[Begin Records for the task]
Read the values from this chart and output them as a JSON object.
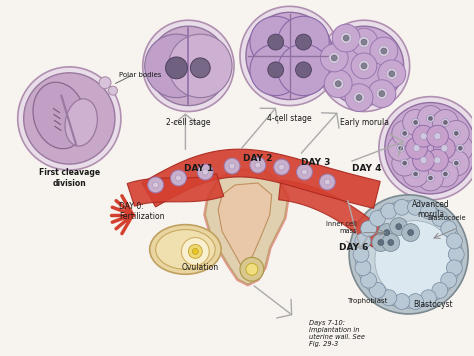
{
  "background": "#f7f3ee",
  "labels": {
    "polar_bodies": "Polar bodies",
    "first_cleavage": "First cleavage\ndivision",
    "two_cell": "2-cell stage",
    "four_cell": "4-cell stage",
    "early_morula": "Early morula",
    "advanced_morula": "Advanced\nmorula",
    "day0": "DAY 0:\nFertilization",
    "day1": "DAY 1",
    "day2": "DAY 2",
    "day3": "DAY 3",
    "day4": "DAY 4",
    "day6": "DAY 6",
    "ovulation": "Ovulation",
    "inner_cell": "Inner cell\nmass",
    "blastocoele": "Blastocoele",
    "trophoblast": "Trophoblast",
    "blastocyst": "Blastocyst",
    "implantation": "Days 7-10:\nImplantation in\nuterine wall. See\nFig. 29-3"
  },
  "cell_light": "#cdb5d0",
  "cell_mid": "#b898c0",
  "cell_dark": "#a07898",
  "cell_outline": "#8a6890",
  "nucleus_dark": "#6a5070",
  "nucleus_light": "#887098",
  "tube_red": "#d44030",
  "tube_dark": "#aa2820",
  "tube_light": "#e05848",
  "ovary_tan": "#e8d098",
  "ovary_outline": "#c0a060",
  "bg_white": "#ffffff",
  "arrow_fill": "#e0e0e0",
  "arrow_edge": "#b0b0b0",
  "blasto_gray": "#9eaab4",
  "blasto_inner": "#c8d4dc",
  "text_dark": "#1a1a1a",
  "text_mid": "#333333"
}
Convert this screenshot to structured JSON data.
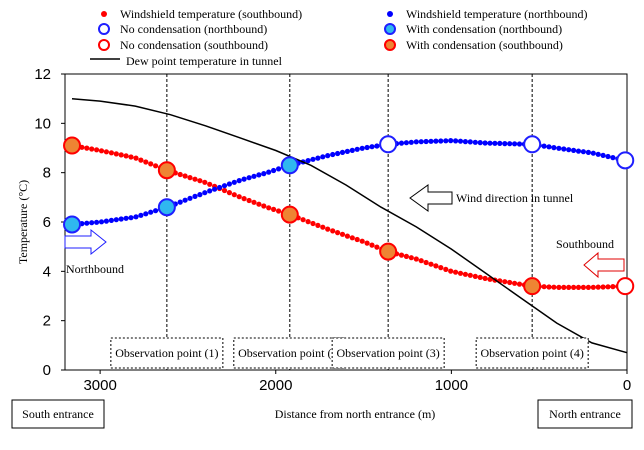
[End Records for the task]
Stated problem >>
Skip the pictures and print each record exactly as it stands.

Solved problem >>
Read the values from this chart and output them as a JSON object.
{
  "background": "#f7f3ee",
  "labels": {
    "polar_bodies": "Polar bodies",
    "first_cleavage": "First cleavage\ndivision",
    "two_cell": "2-cell stage",
    "four_cell": "4-cell stage",
    "early_morula": "Early morula",
    "advanced_morula": "Advanced\nmorula",
    "day0": "DAY 0:\nFertilization",
    "day1": "DAY 1",
    "day2": "DAY 2",
    "day3": "DAY 3",
    "day4": "DAY 4",
    "day6": "DAY 6",
    "ovulation": "Ovulation",
    "inner_cell": "Inner cell\nmass",
    "blastocoele": "Blastocoele",
    "trophoblast": "Trophoblast",
    "blastocyst": "Blastocyst",
    "implantation": "Days 7-10:\nImplantation in\nuterine wall. See\nFig. 29-3"
  },
  "cell_light": "#cdb5d0",
  "cell_mid": "#b898c0",
  "cell_dark": "#a07898",
  "cell_outline": "#8a6890",
  "nucleus_dark": "#6a5070",
  "nucleus_light": "#887098",
  "tube_red": "#d44030",
  "tube_dark": "#aa2820",
  "tube_light": "#e05848",
  "ovary_tan": "#e8d098",
  "ovary_outline": "#c0a060",
  "bg_white": "#ffffff",
  "arrow_fill": "#e0e0e0",
  "arrow_edge": "#b0b0b0",
  "blasto_gray": "#9eaab4",
  "blasto_inner": "#c8d4dc",
  "text_dark": "#1a1a1a",
  "text_mid": "#333333"
}
Convert this screenshot to structured JSON data.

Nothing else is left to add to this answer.